Saved entries
"""

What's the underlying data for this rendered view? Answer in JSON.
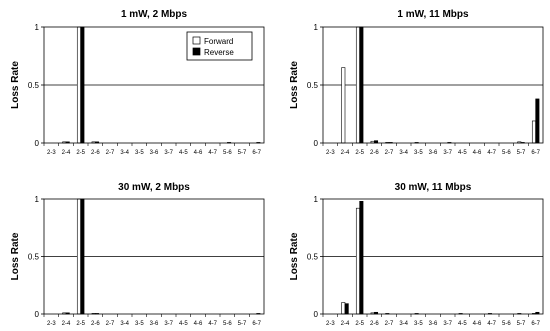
{
  "chart_data": [
    {
      "type": "bar",
      "title": "1 mW, 2 Mbps",
      "ylabel": "Loss Rate",
      "ylim": [
        0,
        1
      ],
      "yticks": [
        "0",
        "0.5",
        "1"
      ],
      "categories": [
        "2-3",
        "2-4",
        "2-5",
        "2-6",
        "2-7",
        "3-4",
        "3-5",
        "3-6",
        "3-7",
        "4-5",
        "4-6",
        "4-7",
        "5-6",
        "5-7",
        "6-7"
      ],
      "legend": "top-right",
      "series": [
        {
          "name": "Forward",
          "color": "#ffffff",
          "values": [
            0,
            0.01,
            1,
            0.01,
            0,
            0,
            0,
            0,
            0,
            0,
            0,
            0,
            0,
            0,
            0
          ]
        },
        {
          "name": "Reverse",
          "color": "#000000",
          "values": [
            0,
            0.01,
            1,
            0.01,
            0,
            0,
            0,
            0,
            0,
            0,
            0,
            0,
            0.005,
            0,
            0.005
          ]
        }
      ]
    },
    {
      "type": "bar",
      "title": "1 mW, 11 Mbps",
      "ylabel": "Loss Rate",
      "ylim": [
        0,
        1
      ],
      "yticks": [
        "0",
        "0.5",
        "1"
      ],
      "categories": [
        "2-3",
        "2-4",
        "2-5",
        "2-6",
        "2-7",
        "3-4",
        "3-5",
        "3-6",
        "3-7",
        "4-5",
        "4-6",
        "4-7",
        "5-6",
        "5-7",
        "6-7"
      ],
      "series": [
        {
          "name": "Forward",
          "color": "#ffffff",
          "values": [
            0,
            0.65,
            1,
            0.015,
            0.005,
            0,
            0.005,
            0,
            0,
            0,
            0,
            0,
            0,
            0.01,
            0.19
          ]
        },
        {
          "name": "Reverse",
          "color": "#000000",
          "values": [
            0,
            0,
            1,
            0.02,
            0.005,
            0,
            0,
            0,
            0.005,
            0,
            0,
            0,
            0,
            0.005,
            0.38
          ]
        }
      ]
    },
    {
      "type": "bar",
      "title": "30 mW, 2 Mbps",
      "ylabel": "Loss Rate",
      "ylim": [
        0,
        1
      ],
      "yticks": [
        "0",
        "0.5",
        "1"
      ],
      "categories": [
        "2-3",
        "2-4",
        "2-5",
        "2-6",
        "2-7",
        "3-4",
        "3-5",
        "3-6",
        "3-7",
        "4-5",
        "4-6",
        "4-7",
        "5-6",
        "5-7",
        "6-7"
      ],
      "series": [
        {
          "name": "Forward",
          "color": "#ffffff",
          "values": [
            0,
            0.01,
            1,
            0.005,
            0,
            0,
            0,
            0,
            0,
            0,
            0,
            0,
            0,
            0,
            0
          ]
        },
        {
          "name": "Reverse",
          "color": "#000000",
          "values": [
            0,
            0.01,
            1,
            0.005,
            0,
            0,
            0,
            0,
            0,
            0,
            0,
            0,
            0,
            0,
            0.005
          ]
        }
      ]
    },
    {
      "type": "bar",
      "title": "30 mW, 11 Mbps",
      "ylabel": "Loss Rate",
      "ylim": [
        0,
        1
      ],
      "yticks": [
        "0",
        "0.5",
        "1"
      ],
      "categories": [
        "2-3",
        "2-4",
        "2-5",
        "2-6",
        "2-7",
        "3-4",
        "3-5",
        "3-6",
        "3-7",
        "4-5",
        "4-6",
        "4-7",
        "5-6",
        "5-7",
        "6-7"
      ],
      "series": [
        {
          "name": "Forward",
          "color": "#ffffff",
          "values": [
            0,
            0.1,
            0.92,
            0.01,
            0.005,
            0,
            0.005,
            0,
            0,
            0.005,
            0,
            0.005,
            0,
            0.005,
            0.005
          ]
        },
        {
          "name": "Reverse",
          "color": "#000000",
          "values": [
            0,
            0.09,
            0.98,
            0.015,
            0,
            0,
            0,
            0,
            0,
            0,
            0,
            0,
            0,
            0,
            0.015
          ]
        }
      ]
    }
  ]
}
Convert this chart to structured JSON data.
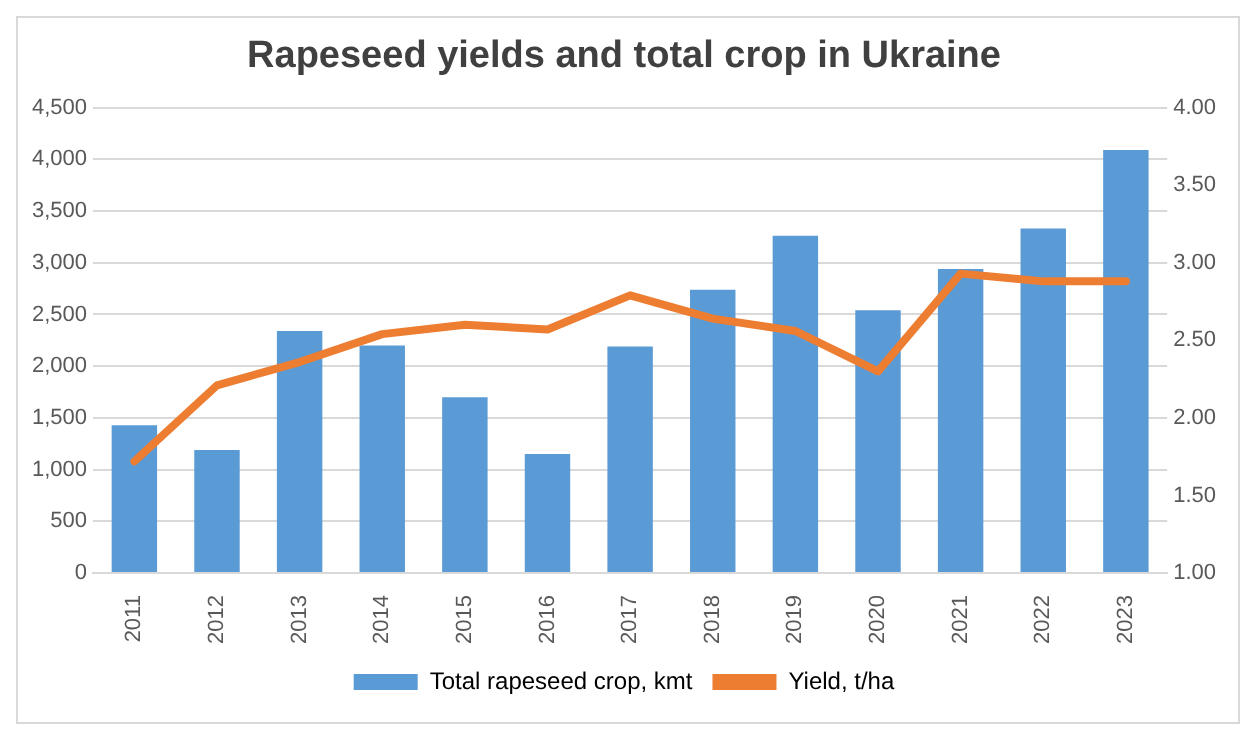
{
  "chart_data": {
    "type": "bar",
    "title": "Rapeseed yields and total crop in Ukraine",
    "categories": [
      "2011",
      "2012",
      "2013",
      "2014",
      "2015",
      "2016",
      "2017",
      "2018",
      "2019",
      "2020",
      "2021",
      "2022",
      "2023"
    ],
    "series": [
      {
        "name": "Total rapeseed crop, kmt",
        "color": "#5b9bd5",
        "values": [
          1430,
          1190,
          2340,
          2200,
          1700,
          1150,
          2190,
          2740,
          3260,
          2540,
          2940,
          3330,
          4090
        ]
      },
      {
        "name": "Yield, t/ha",
        "type": "line",
        "axis": "y2",
        "color": "#ed7d31",
        "marker": "none",
        "values": [
          1.72,
          2.21,
          2.36,
          2.54,
          2.6,
          2.57,
          2.79,
          2.64,
          2.56,
          2.3,
          2.93,
          2.88,
          2.88
        ]
      }
    ],
    "ylim": [
      0,
      4500
    ],
    "yticks": [
      {
        "value": 0,
        "label": "0"
      },
      {
        "value": 500,
        "label": "500"
      },
      {
        "value": 1000,
        "label": "1,000"
      },
      {
        "value": 1500,
        "label": "1,500"
      },
      {
        "value": 2000,
        "label": "2,000"
      },
      {
        "value": 2500,
        "label": "2,500"
      },
      {
        "value": 3000,
        "label": "3,000"
      },
      {
        "value": 3500,
        "label": "3,500"
      },
      {
        "value": 4000,
        "label": "4,000"
      },
      {
        "value": 4500,
        "label": "4,500"
      }
    ],
    "y2lim": [
      1,
      4
    ],
    "y2ticks": [
      {
        "value": 1,
        "label": "1.00"
      },
      {
        "value": 1.5,
        "label": "1.50"
      },
      {
        "value": 2,
        "label": "2.00"
      },
      {
        "value": 2.5,
        "label": "2.50"
      },
      {
        "value": 3,
        "label": "3.00"
      },
      {
        "value": 3.5,
        "label": "3.50"
      },
      {
        "value": 4,
        "label": "4.00"
      }
    ],
    "grid": "y",
    "legend": "bottom"
  }
}
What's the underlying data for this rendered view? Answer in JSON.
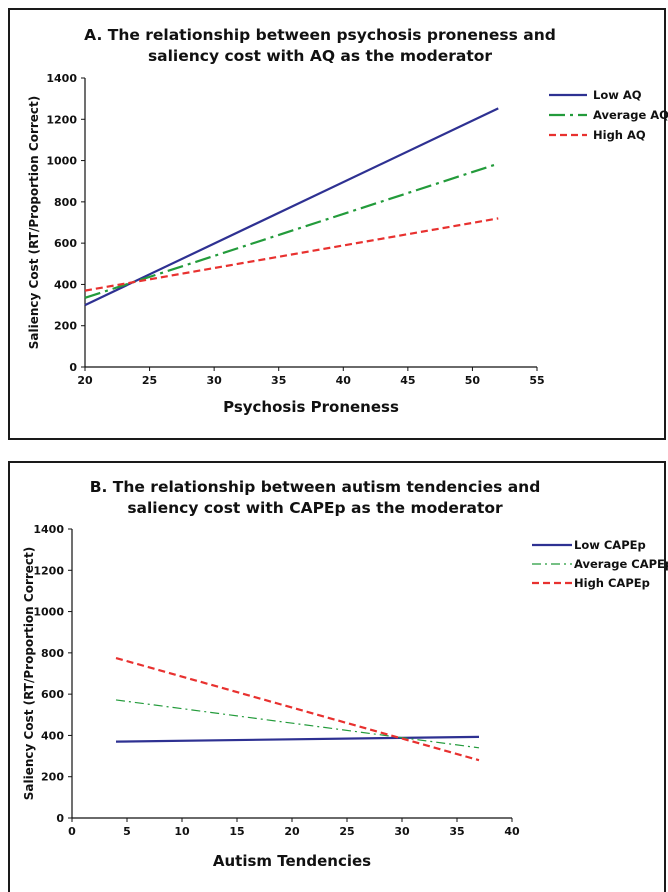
{
  "chart_data": [
    {
      "type": "line",
      "title": [
        "A. The relationship between psychosis proneness and",
        "saliency cost with AQ as the moderator"
      ],
      "xlabel": "Psychosis Proneness",
      "ylabel": "Saliency Cost (RT/Proportion Correct)",
      "xlim": [
        20,
        55
      ],
      "ylim": [
        0,
        1400
      ],
      "x_ticks": [
        "20",
        "25",
        "30",
        "35",
        "40",
        "45",
        "50",
        "55"
      ],
      "y_ticks": [
        "0",
        "200",
        "400",
        "600",
        "800",
        "1000",
        "1200",
        "1400"
      ],
      "grid": false,
      "legend": "right",
      "series": [
        {
          "name": "Low AQ",
          "color": "#2e3192",
          "style": "solid",
          "x": [
            20,
            52
          ],
          "y": [
            300,
            1253
          ]
        },
        {
          "name": "Average AQ",
          "color": "#239b3b",
          "style": "dashdot",
          "x": [
            20,
            52
          ],
          "y": [
            335,
            985
          ]
        },
        {
          "name": "High AQ",
          "color": "#e8312f",
          "style": "dashed",
          "x": [
            20,
            52
          ],
          "y": [
            370,
            720
          ]
        }
      ]
    },
    {
      "type": "line",
      "title": [
        "B. The relationship between autism tendencies and",
        "saliency cost with CAPEp as the moderator"
      ],
      "xlabel": "Autism Tendencies",
      "ylabel": "Saliency Cost (RT/Proportion Correct)",
      "xlim": [
        0,
        40
      ],
      "ylim": [
        0,
        1400
      ],
      "x_ticks": [
        "0",
        "5",
        "10",
        "15",
        "20",
        "25",
        "30",
        "35",
        "40"
      ],
      "y_ticks": [
        "0",
        "200",
        "400",
        "600",
        "800",
        "1000",
        "1200",
        "1400"
      ],
      "grid": false,
      "legend": "right",
      "series": [
        {
          "name": "Low CAPEp",
          "color": "#2e3192",
          "style": "solid",
          "x": [
            4,
            37
          ],
          "y": [
            370,
            393
          ]
        },
        {
          "name": "Average CAPEp",
          "color": "#239b3b",
          "style": "dashdot-thin",
          "x": [
            4,
            37
          ],
          "y": [
            572,
            340
          ]
        },
        {
          "name": "High CAPEp",
          "color": "#e8312f",
          "style": "dashed",
          "x": [
            4,
            37
          ],
          "y": [
            775,
            280
          ]
        }
      ]
    }
  ]
}
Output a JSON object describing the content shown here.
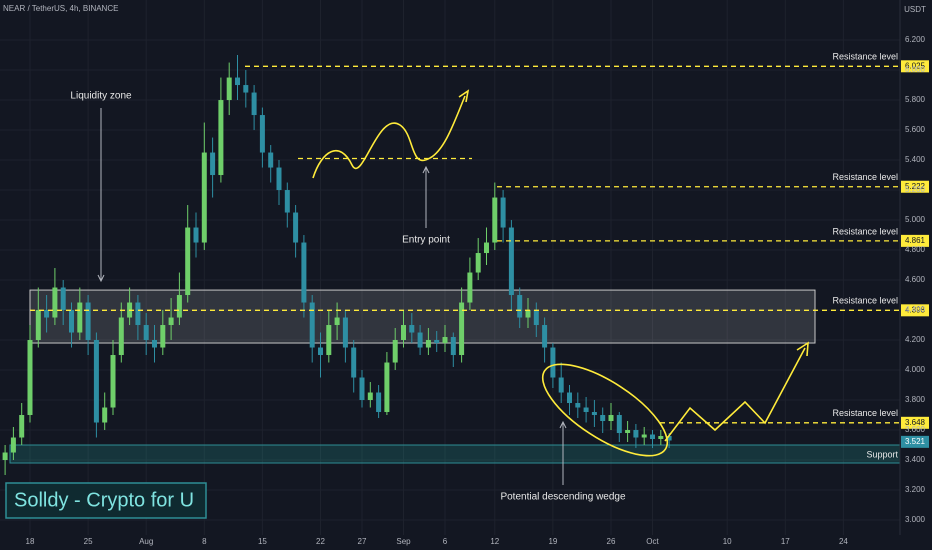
{
  "chart_data": {
    "type": "candlestick",
    "header": "NEAR / TetherUS, 4h, BINANCE",
    "currency": "USDT",
    "watermark": "Solldy - Crypto for U",
    "up_color": "#6fcf6a",
    "down_color": "#2e8fa3",
    "categories": [
      null,
      null,
      null,
      "18",
      null,
      null,
      null,
      null,
      null,
      null,
      "25",
      null,
      null,
      null,
      null,
      null,
      null,
      "Aug",
      null,
      null,
      null,
      null,
      null,
      null,
      "8",
      null,
      null,
      null,
      null,
      null,
      null,
      "15",
      null,
      null,
      null,
      null,
      null,
      null,
      "22",
      null,
      null,
      null,
      null,
      "27",
      null,
      null,
      null,
      null,
      "Sep",
      null,
      null,
      null,
      null,
      "6",
      null,
      null,
      null,
      null,
      null,
      "12",
      null,
      null,
      null,
      null,
      null,
      null,
      "19",
      null,
      null,
      null,
      null,
      null,
      null,
      "26",
      null,
      null,
      null,
      null,
      "Oct",
      null,
      null,
      null,
      null,
      null,
      null,
      null,
      null,
      "10",
      null,
      null,
      null,
      null,
      null,
      null,
      "17",
      null,
      null,
      null,
      null,
      null,
      null,
      "24"
    ],
    "open": [
      3.4,
      3.45,
      3.55,
      3.7,
      4.2,
      4.4,
      4.35,
      4.55,
      4.4,
      4.25,
      4.45,
      4.2,
      3.65,
      3.75,
      4.1,
      4.35,
      4.45,
      4.3,
      4.2,
      4.15,
      4.3,
      4.35,
      4.5,
      4.95,
      4.85,
      5.45,
      5.3,
      5.8,
      5.95,
      5.9,
      5.85,
      5.7,
      5.45,
      5.35,
      5.2,
      5.05,
      4.85,
      4.45,
      4.15,
      4.1,
      4.3,
      4.35,
      4.15,
      3.95,
      3.8,
      3.85,
      3.72,
      4.05,
      4.2,
      4.3,
      4.25,
      4.15,
      4.2,
      4.18,
      4.22,
      4.1,
      4.45,
      4.65,
      4.78,
      4.85,
      5.15,
      4.95,
      4.5,
      4.35,
      4.4,
      4.3,
      4.15,
      3.95,
      3.85,
      3.78,
      3.75,
      3.72,
      3.7,
      3.66,
      3.7,
      3.58,
      3.6,
      3.55,
      3.57,
      3.54,
      3.56,
      null,
      null,
      null,
      null,
      null,
      null,
      null,
      null,
      null,
      null,
      null,
      null,
      null,
      null,
      null,
      null,
      null,
      null,
      null,
      null,
      null
    ],
    "high": [
      3.5,
      3.62,
      3.78,
      4.3,
      4.55,
      4.5,
      4.68,
      4.6,
      4.45,
      4.55,
      4.5,
      4.25,
      3.85,
      4.2,
      4.45,
      4.55,
      4.5,
      4.38,
      4.3,
      4.4,
      4.48,
      4.65,
      5.1,
      5.05,
      5.65,
      5.55,
      5.95,
      6.05,
      6.1,
      6.0,
      5.9,
      5.75,
      5.5,
      5.4,
      5.25,
      5.1,
      4.9,
      4.5,
      4.25,
      4.4,
      4.45,
      4.4,
      4.2,
      4.0,
      3.92,
      3.9,
      4.12,
      4.28,
      4.4,
      4.38,
      4.3,
      4.28,
      4.26,
      4.3,
      4.25,
      4.55,
      4.75,
      4.88,
      4.95,
      5.25,
      5.2,
      5.0,
      4.55,
      4.48,
      4.45,
      4.35,
      4.18,
      4.05,
      3.9,
      3.85,
      3.82,
      3.8,
      3.75,
      3.78,
      3.72,
      3.66,
      3.64,
      3.62,
      3.6,
      3.6,
      3.58,
      null,
      null,
      null,
      null,
      null,
      null,
      null,
      null,
      null,
      null,
      null,
      null,
      null,
      null,
      null,
      null,
      null,
      null,
      null,
      null,
      null
    ],
    "low": [
      3.3,
      3.4,
      3.5,
      3.65,
      4.15,
      4.25,
      4.3,
      4.3,
      4.15,
      4.2,
      4.1,
      3.55,
      3.6,
      3.7,
      4.05,
      4.3,
      4.2,
      4.1,
      4.05,
      4.1,
      4.2,
      4.3,
      4.45,
      4.75,
      4.8,
      5.15,
      5.25,
      5.7,
      5.8,
      5.75,
      5.6,
      5.35,
      5.25,
      5.1,
      4.95,
      4.75,
      4.35,
      4.05,
      3.95,
      4.05,
      4.2,
      4.05,
      3.85,
      3.75,
      3.75,
      3.68,
      3.7,
      4.0,
      4.15,
      4.18,
      4.1,
      4.1,
      4.12,
      4.12,
      4.02,
      4.05,
      4.4,
      4.6,
      4.7,
      4.8,
      4.85,
      4.4,
      4.28,
      4.28,
      4.22,
      4.05,
      3.88,
      3.78,
      3.7,
      3.68,
      3.65,
      3.62,
      3.58,
      3.6,
      3.52,
      3.52,
      3.48,
      3.5,
      3.48,
      3.5,
      3.48,
      null,
      null,
      null,
      null,
      null,
      null,
      null,
      null,
      null,
      null,
      null,
      null,
      null,
      null,
      null,
      null,
      null,
      null,
      null,
      null,
      null
    ],
    "close": [
      3.45,
      3.55,
      3.7,
      4.2,
      4.4,
      4.35,
      4.55,
      4.4,
      4.25,
      4.45,
      4.2,
      3.65,
      3.75,
      4.1,
      4.35,
      4.45,
      4.3,
      4.2,
      4.15,
      4.3,
      4.35,
      4.5,
      4.95,
      4.85,
      5.45,
      5.3,
      5.8,
      5.95,
      5.9,
      5.85,
      5.7,
      5.45,
      5.35,
      5.2,
      5.05,
      4.85,
      4.45,
      4.15,
      4.1,
      4.3,
      4.35,
      4.15,
      3.95,
      3.8,
      3.85,
      3.72,
      4.05,
      4.2,
      4.3,
      4.25,
      4.15,
      4.2,
      4.18,
      4.22,
      4.1,
      4.45,
      4.65,
      4.78,
      4.85,
      5.15,
      4.95,
      4.5,
      4.35,
      4.4,
      4.3,
      4.15,
      3.95,
      3.85,
      3.78,
      3.75,
      3.72,
      3.7,
      3.66,
      3.7,
      3.58,
      3.6,
      3.55,
      3.57,
      3.54,
      3.56,
      3.53,
      null,
      null,
      null,
      null,
      null,
      null,
      null,
      null,
      null,
      null,
      null,
      null,
      null,
      null,
      null,
      null,
      null,
      null,
      null,
      null,
      null
    ],
    "ylim": [
      2.9,
      6.467
    ],
    "yticks": [
      {
        "value": 3.0,
        "label": "3.000"
      },
      {
        "value": 3.2,
        "label": "3.200"
      },
      {
        "value": 3.4,
        "label": "3.400"
      },
      {
        "value": 3.6,
        "label": "3.600"
      },
      {
        "value": 3.8,
        "label": "3.800"
      },
      {
        "value": 4.0,
        "label": "4.000"
      },
      {
        "value": 4.2,
        "label": "4.200"
      },
      {
        "value": 4.4,
        "label": "4.400"
      },
      {
        "value": 4.6,
        "label": "4.600"
      },
      {
        "value": 4.8,
        "label": "4.800"
      },
      {
        "value": 5.0,
        "label": "5.000"
      },
      {
        "value": 5.2,
        "label": "5.200"
      },
      {
        "value": 5.4,
        "label": "5.400"
      },
      {
        "value": 5.6,
        "label": "5.600"
      },
      {
        "value": 5.8,
        "label": "5.800"
      },
      {
        "value": 6.0,
        "label": "6.000"
      },
      {
        "value": 6.2,
        "label": "6.200"
      }
    ],
    "grid": true,
    "levels": [
      {
        "name": "Resistance level",
        "value": 6.025
      },
      {
        "name": "Resistance level",
        "value": 5.222
      },
      {
        "name": "Resistance level",
        "value": 4.861
      },
      {
        "name": "Resistance level",
        "value": 4.398
      },
      {
        "name": "Resistance level",
        "value": 3.648
      }
    ],
    "last_price": 3.521,
    "liquidity_zone": {
      "name": "Liquidity zone",
      "low": 4.18,
      "high": 4.533
    },
    "support_zone": {
      "name": "Support",
      "low": 3.38,
      "high": 3.5
    },
    "entry": {
      "name": "Entry point",
      "value": 5.41
    },
    "wedge_label": "Potential descending wedge"
  }
}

"""

■ **Written problem**
Pull out every line containing "JSON".

■ **Right answer**
What's the underlying data for this rendered view? Answer in JSON.
Convert this chart to structured JSON data.
What's the underlying data for this rendered view? Answer in JSON.
Output a JSON object describing the content shown here.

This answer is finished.